Given instruction: Present the data once more in exactly its original form.

Records to use:
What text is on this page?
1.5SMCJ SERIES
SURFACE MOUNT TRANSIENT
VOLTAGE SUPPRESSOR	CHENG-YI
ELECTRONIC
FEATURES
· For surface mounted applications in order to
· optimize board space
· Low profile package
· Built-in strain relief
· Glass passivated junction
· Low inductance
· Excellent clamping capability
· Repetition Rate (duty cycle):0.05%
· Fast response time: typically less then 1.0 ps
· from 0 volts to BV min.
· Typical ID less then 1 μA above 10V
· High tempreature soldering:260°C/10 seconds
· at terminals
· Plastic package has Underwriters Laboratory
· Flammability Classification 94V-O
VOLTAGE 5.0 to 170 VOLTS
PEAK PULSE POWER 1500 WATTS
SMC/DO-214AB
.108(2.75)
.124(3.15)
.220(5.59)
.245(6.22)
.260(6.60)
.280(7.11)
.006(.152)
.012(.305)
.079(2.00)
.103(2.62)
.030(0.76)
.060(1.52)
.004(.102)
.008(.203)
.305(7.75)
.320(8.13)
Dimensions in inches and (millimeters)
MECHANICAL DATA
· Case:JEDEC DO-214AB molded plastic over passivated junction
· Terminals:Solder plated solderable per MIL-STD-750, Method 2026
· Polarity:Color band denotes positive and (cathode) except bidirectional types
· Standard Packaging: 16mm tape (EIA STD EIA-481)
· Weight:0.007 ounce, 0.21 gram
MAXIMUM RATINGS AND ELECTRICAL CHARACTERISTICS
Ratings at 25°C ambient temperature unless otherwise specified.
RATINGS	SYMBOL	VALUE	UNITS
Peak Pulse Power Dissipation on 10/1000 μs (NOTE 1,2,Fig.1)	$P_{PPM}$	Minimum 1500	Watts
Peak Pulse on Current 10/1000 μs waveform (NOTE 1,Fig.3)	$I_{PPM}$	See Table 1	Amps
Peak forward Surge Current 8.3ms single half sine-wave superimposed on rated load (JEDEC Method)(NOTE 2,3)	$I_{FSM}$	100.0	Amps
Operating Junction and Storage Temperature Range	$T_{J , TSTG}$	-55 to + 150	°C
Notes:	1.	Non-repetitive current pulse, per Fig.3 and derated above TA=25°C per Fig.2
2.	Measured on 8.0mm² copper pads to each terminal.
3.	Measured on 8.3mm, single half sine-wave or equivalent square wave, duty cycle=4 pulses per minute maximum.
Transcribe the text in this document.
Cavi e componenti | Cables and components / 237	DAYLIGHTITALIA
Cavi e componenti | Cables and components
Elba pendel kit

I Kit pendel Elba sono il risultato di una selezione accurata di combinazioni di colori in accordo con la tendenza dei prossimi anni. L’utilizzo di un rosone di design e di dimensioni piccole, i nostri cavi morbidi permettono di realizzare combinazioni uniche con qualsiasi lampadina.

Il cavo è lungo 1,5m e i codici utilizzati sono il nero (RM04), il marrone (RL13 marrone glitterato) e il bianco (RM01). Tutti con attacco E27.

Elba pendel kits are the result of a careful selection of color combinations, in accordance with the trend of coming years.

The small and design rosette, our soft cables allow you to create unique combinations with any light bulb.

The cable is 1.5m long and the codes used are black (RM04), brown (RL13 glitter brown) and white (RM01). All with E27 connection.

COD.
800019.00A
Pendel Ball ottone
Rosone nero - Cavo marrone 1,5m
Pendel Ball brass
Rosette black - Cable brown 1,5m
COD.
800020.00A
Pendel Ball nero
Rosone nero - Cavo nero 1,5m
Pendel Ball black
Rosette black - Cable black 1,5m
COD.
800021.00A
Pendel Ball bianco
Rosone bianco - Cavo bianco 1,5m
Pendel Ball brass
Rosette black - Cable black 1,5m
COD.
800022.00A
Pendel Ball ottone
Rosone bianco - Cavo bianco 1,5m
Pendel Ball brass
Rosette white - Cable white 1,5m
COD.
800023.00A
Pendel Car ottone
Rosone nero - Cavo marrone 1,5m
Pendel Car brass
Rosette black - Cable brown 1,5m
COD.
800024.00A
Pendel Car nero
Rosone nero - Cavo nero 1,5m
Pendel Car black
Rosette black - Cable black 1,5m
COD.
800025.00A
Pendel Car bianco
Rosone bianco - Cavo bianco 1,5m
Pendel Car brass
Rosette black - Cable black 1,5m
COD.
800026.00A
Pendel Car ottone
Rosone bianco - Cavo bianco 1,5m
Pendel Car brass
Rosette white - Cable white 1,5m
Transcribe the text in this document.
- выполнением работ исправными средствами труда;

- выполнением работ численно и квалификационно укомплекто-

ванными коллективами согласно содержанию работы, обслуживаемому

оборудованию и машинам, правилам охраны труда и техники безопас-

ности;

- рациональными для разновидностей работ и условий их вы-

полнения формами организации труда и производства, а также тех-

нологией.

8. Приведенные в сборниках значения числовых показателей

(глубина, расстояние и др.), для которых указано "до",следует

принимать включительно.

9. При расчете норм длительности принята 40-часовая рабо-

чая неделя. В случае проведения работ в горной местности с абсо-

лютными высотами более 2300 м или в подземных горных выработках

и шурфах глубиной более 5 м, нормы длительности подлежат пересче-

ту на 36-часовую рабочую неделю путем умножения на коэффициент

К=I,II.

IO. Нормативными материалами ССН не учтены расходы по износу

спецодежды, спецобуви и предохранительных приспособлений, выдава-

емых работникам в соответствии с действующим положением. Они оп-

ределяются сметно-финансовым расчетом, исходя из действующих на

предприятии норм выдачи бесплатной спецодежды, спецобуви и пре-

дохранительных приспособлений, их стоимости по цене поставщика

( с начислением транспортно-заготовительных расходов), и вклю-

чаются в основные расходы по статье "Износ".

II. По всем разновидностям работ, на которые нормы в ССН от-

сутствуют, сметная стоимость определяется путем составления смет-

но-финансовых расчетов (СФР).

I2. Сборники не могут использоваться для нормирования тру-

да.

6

Result for this exercise:
What text is on this page?
1.5SMCJ SERIES
SURFACE MOUNT TRANSIENT
VOLTAGE SUPPRESSOR	CHENG-YI
ELECTRONIC
FEATURES
· For surface mounted applications in order to
· optimize board space
· Low profile package
· Built-in strain relief
· Glass passivated junction
· Low inductance
· Excellent clamping capability
· Repetition Rate (duty cycle):0.05%
· Fast response time: typically less then 1.0 ps
· from 0 volts to BV min.
· Typical ID less then 1 μA above 10V
· High tempreature soldering:260°C/10 seconds
· at terminals
· Plastic package has Underwriters Laboratory
· Flammability Classification 94V-O
VOLTAGE 5.0 to 170 VOLTS
PEAK PULSE POWER 1500 WATTS
SMC/DO-214AB
.108(2.75)
.124(3.15)
.220(5.59)
.245(6.22)
.260(6.60)
.280(7.11)
.006(.152)
.012(.305)
.079(2.00)
.103(2.62)
.030(0.76)
.060(1.52)
.004(.102)
.008(.203)
.305(7.75)
.320(8.13)
Dimensions in inches and (millimeters)
MECHANICAL DATA
· Case:JEDEC DO-214AB molded plastic over passivated junction
· Terminals:Solder plated solderable per MIL-STD-750, Method 2026
· Polarity:Color band denotes positive and (cathode) except bidirectional types
· Standard Packaging: 16mm tape (EIA STD EIA-481)
· Weight:0.007 ounce, 0.21 gram
MAXIMUM RATINGS AND ELECTRICAL CHARACTERISTICS
Ratings at 25°C ambient temperature unless otherwise specified.
RATINGS	SYMBOL	VALUE	UNITS
Peak Pulse Power Dissipation on 10/1000 μs (NOTE 1,2,Fig.1)	$P_{PPM}$	Minimum 1500	Watts
Peak Pulse on Current 10/1000 μs waveform (NOTE 1,Fig.3)	$I_{PPM}$	See Table 1	Amps
Peak forward Surge Current 8.3ms single half sine-wave superimposed on rated load (JEDEC Method)(NOTE 2,3)	$I_{FSM}$	100.0	Amps
Operating Junction and Storage Temperature Range	$T_{J , TSTG}$	-55 to + 150	°C
Notes:	1.	Non-repetitive current pulse, per Fig.3 and derated above TA=25°C per Fig.2
2.	Measured on 8.0mm² copper pads to each terminal.
3.	Measured on 8.3mm, single half sine-wave or equivalent square wave, duty cycle=4 pulses per minute maximum.
Transcribe the text in this document.
Cavi e componenti | Cables and components / 237	DAYLIGHTITALIA
Cavi e componenti | Cables and components
Elba pendel kit

I Kit pendel Elba sono il risultato di una selezione accurata di combinazioni di colori in accordo con la tendenza dei prossimi anni. L’utilizzo di un rosone di design e di dimensioni piccole, i nostri cavi morbidi permettono di realizzare combinazioni uniche con qualsiasi lampadina.

Il cavo è lungo 1,5m e i codici utilizzati sono il nero (RM04), il marrone (RL13 marrone glitterato) e il bianco (RM01). Tutti con attacco E27.

Elba pendel kits are the result of a careful selection of color combinations, in accordance with the trend of coming years.

The small and design rosette, our soft cables allow you to create unique combinations with any light bulb.

The cable is 1.5m long and the codes used are black (RM04), brown (RL13 glitter brown) and white (RM01). All with E27 connection.

COD.
800019.00A
Pendel Ball ottone
Rosone nero - Cavo marrone 1,5m
Pendel Ball brass
Rosette black - Cable brown 1,5m
COD.
800020.00A
Pendel Ball nero
Rosone nero - Cavo nero 1,5m
Pendel Ball black
Rosette black - Cable black 1,5m
COD.
800021.00A
Pendel Ball bianco
Rosone bianco - Cavo bianco 1,5m
Pendel Ball brass
Rosette black - Cable black 1,5m
COD.
800022.00A
Pendel Ball ottone
Rosone bianco - Cavo bianco 1,5m
Pendel Ball brass
Rosette white - Cable white 1,5m
COD.
800023.00A
Pendel Car ottone
Rosone nero - Cavo marrone 1,5m
Pendel Car brass
Rosette black - Cable brown 1,5m
COD.
800024.00A
Pendel Car nero
Rosone nero - Cavo nero 1,5m
Pendel Car black
Rosette black - Cable black 1,5m
COD.
800025.00A
Pendel Car bianco
Rosone bianco - Cavo bianco 1,5m
Pendel Car brass
Rosette black - Cable black 1,5m
COD.
800026.00A
Pendel Car ottone
Rosone bianco - Cavo bianco 1,5m
Pendel Car brass
Rosette white - Cable white 1,5m
Transcribe the text in this document.
- выполнением работ исправными средствами труда;

- выполнением работ численно и квалификационно укомплекто-

ванными коллективами согласно содержанию работы, обслуживаемому

оборудованию и машинам, правилам охраны труда и техники безопас-

ности;

- рациональными для разновидностей работ и условий их вы-

полнения формами организации труда и производства, а также тех-

нологией.

8. Приведенные в сборниках значения числовых показателей

(глубина, расстояние и др.), для которых указано "до",следует

принимать включительно.

9. При расчете норм длительности принята 40-часовая рабо-

чая неделя. В случае проведения работ в горной местности с абсо-

лютными высотами более 2300 м или в подземных горных выработках

и шурфах глубиной более 5 м, нормы длительности подлежат пересче-

ту на 36-часовую рабочую неделю путем умножения на коэффициент

К=I,II.

IO. Нормативными материалами ССН не учтены расходы по износу

спецодежды, спецобуви и предохранительных приспособлений, выдава-

емых работникам в соответствии с действующим положением. Они оп-

ределяются сметно-финансовым расчетом, исходя из действующих на

предприятии норм выдачи бесплатной спецодежды, спецобуви и пре-

дохранительных приспособлений, их стоимости по цене поставщика

( с начислением транспортно-заготовительных расходов), и вклю-

чаются в основные расходы по статье "Износ".

II. По всем разновидностям работ, на которые нормы в ССН от-

сутствуют, сметная стоимость определяется путем составления смет-

но-финансовых расчетов (СФР).

I2. Сборники не могут использоваться для нормирования тру-

да.

6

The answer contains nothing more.